| Text shown |

»»

That ATI didn't chop anything from the Z-buffer optimisation scheme present in R420 is perhaps the most significant part of RV410's design. ATI's previous RV parts have removed the heirarchical Z-buffer from the full, parent R part. Not so in this case, allowing RV410 to have maximum efficiency after the geometry setup engine, discarding pixels before they enter the fragment shaders, as possible.
Unlike NV43, RV410 keeps one ROP per fragment pipe, whereas NVIDIA's mid-range GPU cuts that in half, limiting its raw, single textured, bilinear filtered pixel fillrate. So RV410 has the edge in raw pixel output at the same clocks, compared to NV43.
RV410's vertex shader unit count is surprising too. It retains the same VS unit count as R420 and R423, giving the X700 XT at 475MHz the same vertex shader power as an X800 PRO. So at the same clocks, RV410 has roughly twice the vertex shader power as NV43. In games that are geometry or vertex shader limited, that could be significant.
A 128-bit memory bus width, combined with the same fast memory types that R420 and R423 support, means that RV410's memory bandwidth requirements are balanced when compared to the fragment shader and ROP output.
Native PEG16X bus support without a bridge chip, like NV43, means that RV410 will make its deput on PCI Express first, with an AGP variant (native interface again, no bridge chip, probably called RV413 or somesuch) coming later.
RV410's rendering pipeline
RV410's render pipeline is pretty simple to imagine. Much like NV43, RV410 generates geometry using the vertex shader, either by running a vertex program or emulating a fixed function path from hardware and Shader Models of old. That geometry is sorted for depth, the Z-buffer and its optimisation scheme compressing and disregarded vertex data early in the pipeline to stop geometry being turned into data that needn't be processed, and if it does need to be operated on, that it's optimised as much as possible for the next part of the pipeline.Vertex data is tranformed into pixel fragments and dispatched to the fragment shaders by the GPUs scheduler. The fragment shaders operate on the pixel fragments in parallel as much as possible, optimising data throughput, getting as many fragments through the pipeline as possible. The fragment shaders, as described in the table above, are made of two functional arithmetic units (vector and scaler units, not equal in capability, the 2nd unit with undisclosed ability), a texturing unit, able to supply fragment programs being run with data from a texture source, with the F-buffer able to loop fragments back round the fragment shader units with saved state, unlimited times.

««

| Records shown |

»»

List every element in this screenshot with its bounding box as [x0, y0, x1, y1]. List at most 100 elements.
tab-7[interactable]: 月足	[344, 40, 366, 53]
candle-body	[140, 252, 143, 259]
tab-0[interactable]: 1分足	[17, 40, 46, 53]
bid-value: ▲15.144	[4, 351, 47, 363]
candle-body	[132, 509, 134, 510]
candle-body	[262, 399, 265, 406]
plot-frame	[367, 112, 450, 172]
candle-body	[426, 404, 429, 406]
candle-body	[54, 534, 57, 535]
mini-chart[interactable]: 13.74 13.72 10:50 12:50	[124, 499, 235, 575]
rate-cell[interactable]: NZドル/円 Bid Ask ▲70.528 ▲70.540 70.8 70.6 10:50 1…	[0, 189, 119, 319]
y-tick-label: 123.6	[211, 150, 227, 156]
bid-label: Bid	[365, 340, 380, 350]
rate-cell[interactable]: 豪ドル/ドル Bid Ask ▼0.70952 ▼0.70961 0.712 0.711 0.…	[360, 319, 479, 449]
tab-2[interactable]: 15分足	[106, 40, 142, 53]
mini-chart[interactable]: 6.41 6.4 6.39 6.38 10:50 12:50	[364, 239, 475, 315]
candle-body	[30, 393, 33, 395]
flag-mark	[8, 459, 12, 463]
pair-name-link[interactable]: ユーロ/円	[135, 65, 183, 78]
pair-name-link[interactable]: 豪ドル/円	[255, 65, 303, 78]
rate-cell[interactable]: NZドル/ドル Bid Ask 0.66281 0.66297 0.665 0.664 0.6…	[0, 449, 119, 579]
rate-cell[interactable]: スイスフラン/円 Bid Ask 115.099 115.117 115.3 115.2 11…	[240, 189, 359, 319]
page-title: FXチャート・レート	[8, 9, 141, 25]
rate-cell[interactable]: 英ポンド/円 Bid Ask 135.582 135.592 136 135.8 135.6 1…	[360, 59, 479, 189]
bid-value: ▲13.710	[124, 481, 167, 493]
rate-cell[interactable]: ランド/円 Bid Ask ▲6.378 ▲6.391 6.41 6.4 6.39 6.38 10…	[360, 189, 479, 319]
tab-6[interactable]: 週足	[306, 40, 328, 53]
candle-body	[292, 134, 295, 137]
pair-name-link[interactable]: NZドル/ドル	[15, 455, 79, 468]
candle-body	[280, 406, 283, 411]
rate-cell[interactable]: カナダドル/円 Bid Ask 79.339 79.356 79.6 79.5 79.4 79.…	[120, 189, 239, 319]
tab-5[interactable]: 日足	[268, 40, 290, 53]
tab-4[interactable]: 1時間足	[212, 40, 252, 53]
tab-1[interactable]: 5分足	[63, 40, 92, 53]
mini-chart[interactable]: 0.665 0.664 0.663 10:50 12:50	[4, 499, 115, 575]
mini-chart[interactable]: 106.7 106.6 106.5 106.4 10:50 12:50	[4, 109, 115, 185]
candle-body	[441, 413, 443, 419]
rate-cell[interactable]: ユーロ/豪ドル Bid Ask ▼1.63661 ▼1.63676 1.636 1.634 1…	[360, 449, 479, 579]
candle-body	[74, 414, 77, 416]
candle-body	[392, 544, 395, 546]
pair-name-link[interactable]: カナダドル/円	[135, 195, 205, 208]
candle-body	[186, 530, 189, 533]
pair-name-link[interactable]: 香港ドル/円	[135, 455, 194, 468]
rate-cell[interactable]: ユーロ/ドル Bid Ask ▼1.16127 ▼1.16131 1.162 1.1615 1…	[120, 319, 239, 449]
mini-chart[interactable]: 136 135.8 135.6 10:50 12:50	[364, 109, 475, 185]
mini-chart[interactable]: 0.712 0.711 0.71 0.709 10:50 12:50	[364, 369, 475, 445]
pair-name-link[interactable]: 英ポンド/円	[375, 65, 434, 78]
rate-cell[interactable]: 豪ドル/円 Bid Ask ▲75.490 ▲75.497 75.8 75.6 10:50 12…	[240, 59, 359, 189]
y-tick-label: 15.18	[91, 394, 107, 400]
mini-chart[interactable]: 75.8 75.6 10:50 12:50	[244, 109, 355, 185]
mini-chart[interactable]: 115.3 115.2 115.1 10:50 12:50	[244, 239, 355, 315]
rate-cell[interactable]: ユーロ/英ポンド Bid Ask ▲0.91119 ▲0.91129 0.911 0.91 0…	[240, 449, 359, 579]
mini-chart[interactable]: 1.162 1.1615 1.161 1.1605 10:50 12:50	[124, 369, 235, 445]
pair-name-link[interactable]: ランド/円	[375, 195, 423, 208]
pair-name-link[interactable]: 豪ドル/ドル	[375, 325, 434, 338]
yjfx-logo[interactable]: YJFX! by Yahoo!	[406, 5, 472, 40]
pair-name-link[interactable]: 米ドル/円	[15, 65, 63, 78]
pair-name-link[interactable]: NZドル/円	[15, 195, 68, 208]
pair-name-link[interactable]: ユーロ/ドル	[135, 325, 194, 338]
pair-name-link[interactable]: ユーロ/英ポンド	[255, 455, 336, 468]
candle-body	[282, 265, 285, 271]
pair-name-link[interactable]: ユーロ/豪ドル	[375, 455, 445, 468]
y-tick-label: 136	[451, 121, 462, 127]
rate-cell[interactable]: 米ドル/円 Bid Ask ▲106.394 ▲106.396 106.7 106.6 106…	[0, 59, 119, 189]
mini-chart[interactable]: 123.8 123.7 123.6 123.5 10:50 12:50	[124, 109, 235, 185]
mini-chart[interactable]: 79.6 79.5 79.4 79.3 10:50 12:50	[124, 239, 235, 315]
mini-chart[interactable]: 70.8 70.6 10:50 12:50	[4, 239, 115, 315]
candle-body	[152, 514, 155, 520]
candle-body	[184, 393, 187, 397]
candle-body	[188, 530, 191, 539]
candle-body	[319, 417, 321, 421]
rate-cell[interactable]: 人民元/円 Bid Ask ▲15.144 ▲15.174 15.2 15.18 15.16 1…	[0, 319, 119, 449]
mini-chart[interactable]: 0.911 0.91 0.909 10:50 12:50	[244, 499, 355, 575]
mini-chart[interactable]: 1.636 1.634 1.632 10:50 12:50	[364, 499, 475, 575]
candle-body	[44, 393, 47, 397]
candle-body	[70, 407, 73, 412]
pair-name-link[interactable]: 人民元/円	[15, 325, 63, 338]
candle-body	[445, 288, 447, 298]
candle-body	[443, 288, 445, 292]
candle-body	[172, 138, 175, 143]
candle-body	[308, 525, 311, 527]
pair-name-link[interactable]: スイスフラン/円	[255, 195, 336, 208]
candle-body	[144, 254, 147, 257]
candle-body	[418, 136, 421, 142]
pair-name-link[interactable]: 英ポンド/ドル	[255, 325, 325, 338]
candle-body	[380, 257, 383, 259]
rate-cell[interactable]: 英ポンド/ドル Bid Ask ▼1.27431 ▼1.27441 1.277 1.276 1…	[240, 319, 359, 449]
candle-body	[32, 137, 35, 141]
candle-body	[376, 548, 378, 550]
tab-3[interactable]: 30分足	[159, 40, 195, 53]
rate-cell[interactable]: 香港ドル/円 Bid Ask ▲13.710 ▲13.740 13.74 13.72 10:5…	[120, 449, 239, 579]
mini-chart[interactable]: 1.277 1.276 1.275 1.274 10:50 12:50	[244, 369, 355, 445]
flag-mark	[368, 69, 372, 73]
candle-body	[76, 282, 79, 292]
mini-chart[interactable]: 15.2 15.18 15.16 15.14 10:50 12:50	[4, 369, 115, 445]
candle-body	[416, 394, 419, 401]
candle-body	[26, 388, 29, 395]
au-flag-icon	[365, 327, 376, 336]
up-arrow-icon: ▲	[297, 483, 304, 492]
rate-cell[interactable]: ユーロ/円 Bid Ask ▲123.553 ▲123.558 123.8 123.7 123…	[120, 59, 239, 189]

««

| Exercise objective |
Please answer from the RV410 text above: how many ROPs does RV410 keep per fragment pipe?

| Response to this exercise |
One ROP per fragment pipe.